- GIVEN REQUEST -
Provide only the number of lines in the records below that include "JSON".

- THE RECORDS -
* BEGIN *
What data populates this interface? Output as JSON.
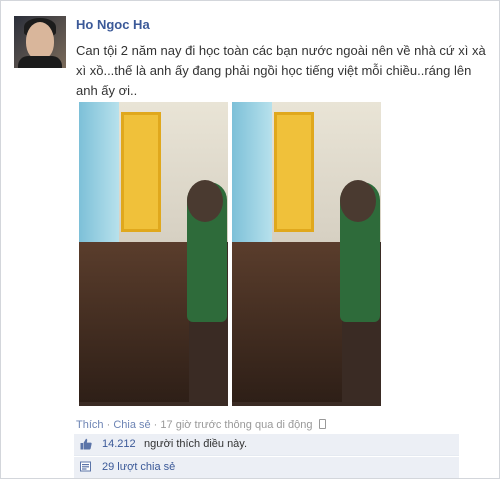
{
  "post": {
    "author": "Ho Ngoc Ha",
    "status": "Can tội 2 năm nay đi học toàn các bạn nước ngoài nên về nhà cứ xì xà xì xồ...thế là anh ấy đang phải ngồi học tiếng việt mỗi chiều..ráng lên anh ấy ơi.."
  },
  "actions": {
    "like": "Thích",
    "separator": "·",
    "share": "Chia sẻ",
    "time": "17 giờ trước thông qua di động"
  },
  "likes": {
    "count": "14.212",
    "text": "người thích điều này."
  },
  "shares": {
    "text": "29 lượt chia sẻ"
  },
  "icons": {
    "like": "thumbs-up-icon",
    "share": "share-icon",
    "mobile": "mobile-phone-icon"
  },
  "colors": {
    "link": "#3b5998",
    "box": "#eceff5"
  }
}
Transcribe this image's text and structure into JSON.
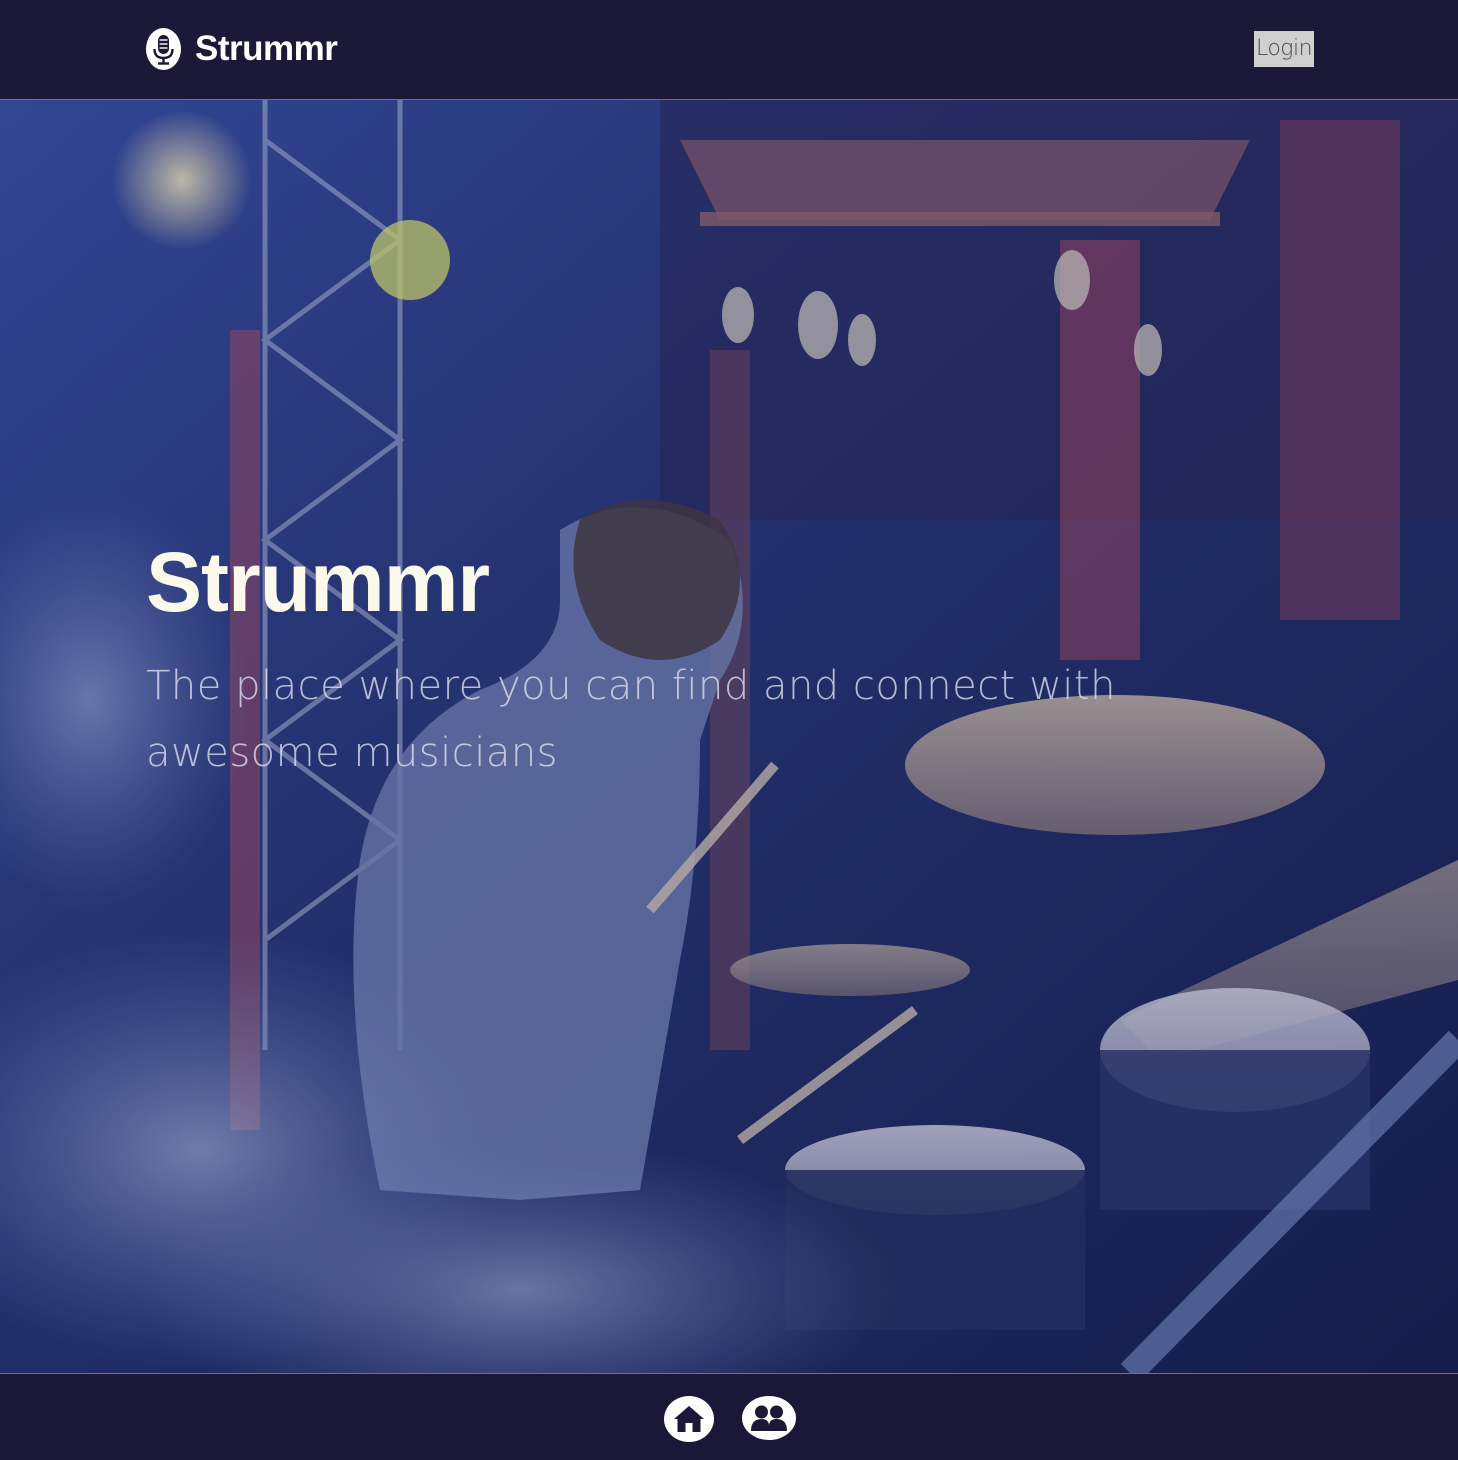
{
  "navbar": {
    "brand_name": "Strummr",
    "brand_icon": "microphone-icon",
    "login_label": "Login"
  },
  "hero": {
    "title": "Strummr",
    "subtitle": "The place where you can find and connect with awesome musicians",
    "background": "drummer-on-stage-photo"
  },
  "footer_nav": {
    "items": [
      {
        "icon": "home-icon"
      },
      {
        "icon": "users-icon"
      }
    ]
  },
  "colors": {
    "nav_background": "#1b1838",
    "hero_title": "#fbf8ec",
    "login_button_bg": "#cfcfcf",
    "icon_background": "#ffffff"
  }
}
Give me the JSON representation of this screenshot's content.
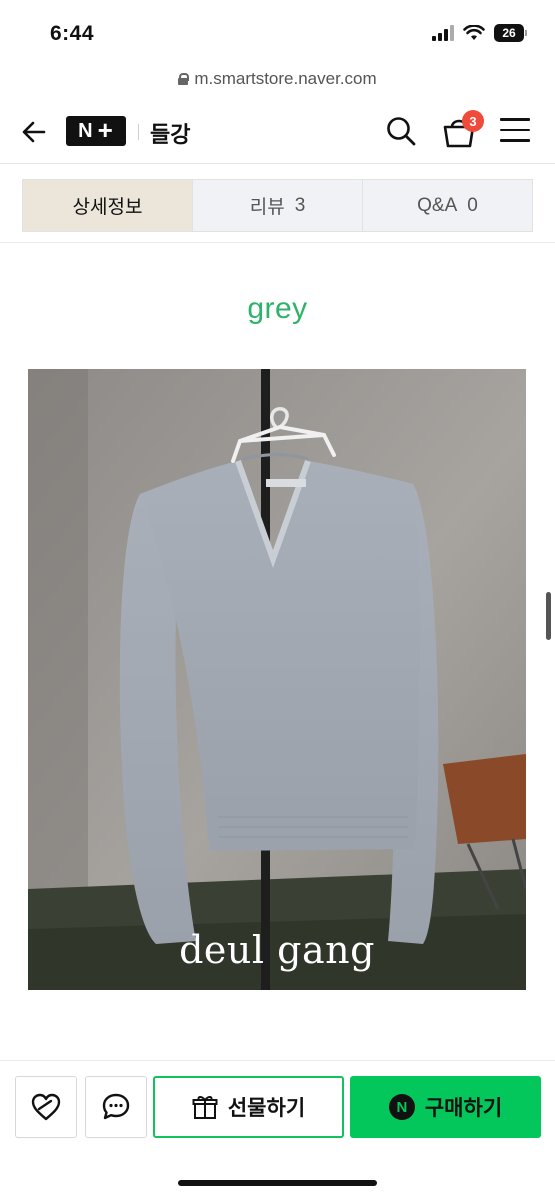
{
  "status_bar": {
    "time": "6:44",
    "battery": "26"
  },
  "browser": {
    "url": "m.smartstore.naver.com"
  },
  "header": {
    "logo_text": "N",
    "logo_plus": "+",
    "store_name": "들강",
    "cart_count": "3",
    "icons": [
      "back-arrow-icon",
      "search-icon",
      "cart-icon",
      "menu-icon"
    ]
  },
  "tabs": [
    {
      "label": "상세정보",
      "count": ""
    },
    {
      "label": "리뷰",
      "count": "3"
    },
    {
      "label": "Q&A",
      "count": "0"
    }
  ],
  "content": {
    "color_label": "grey",
    "photo_caption": "deul gang"
  },
  "bottom_bar": {
    "gift_label": "선물하기",
    "buy_label": "구매하기",
    "buy_badge": "N"
  },
  "colors": {
    "accent_green": "#03c75a",
    "label_green": "#2fb36a",
    "badge_red": "#f04b3a",
    "active_tab": "#ece5da"
  }
}
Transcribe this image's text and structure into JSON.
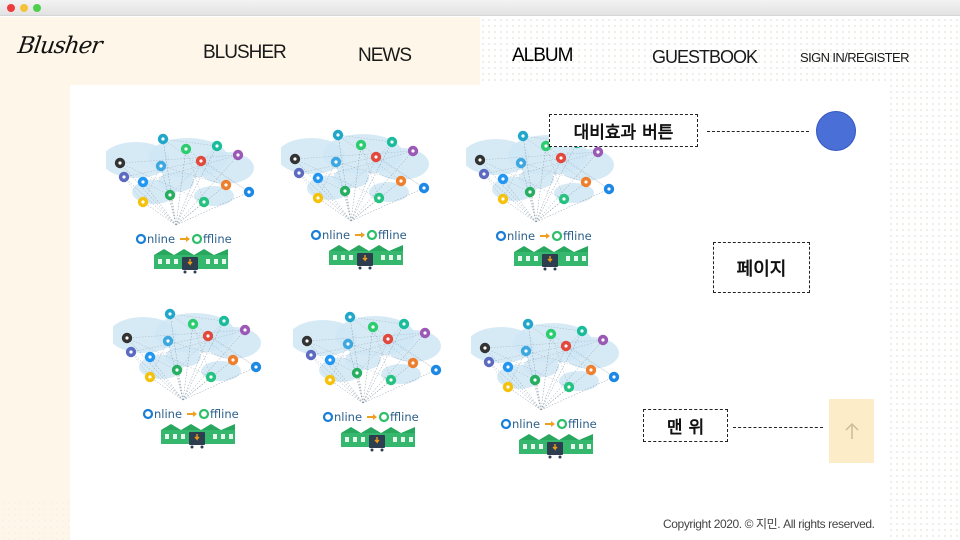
* END *
- TASK OUTPUT -
4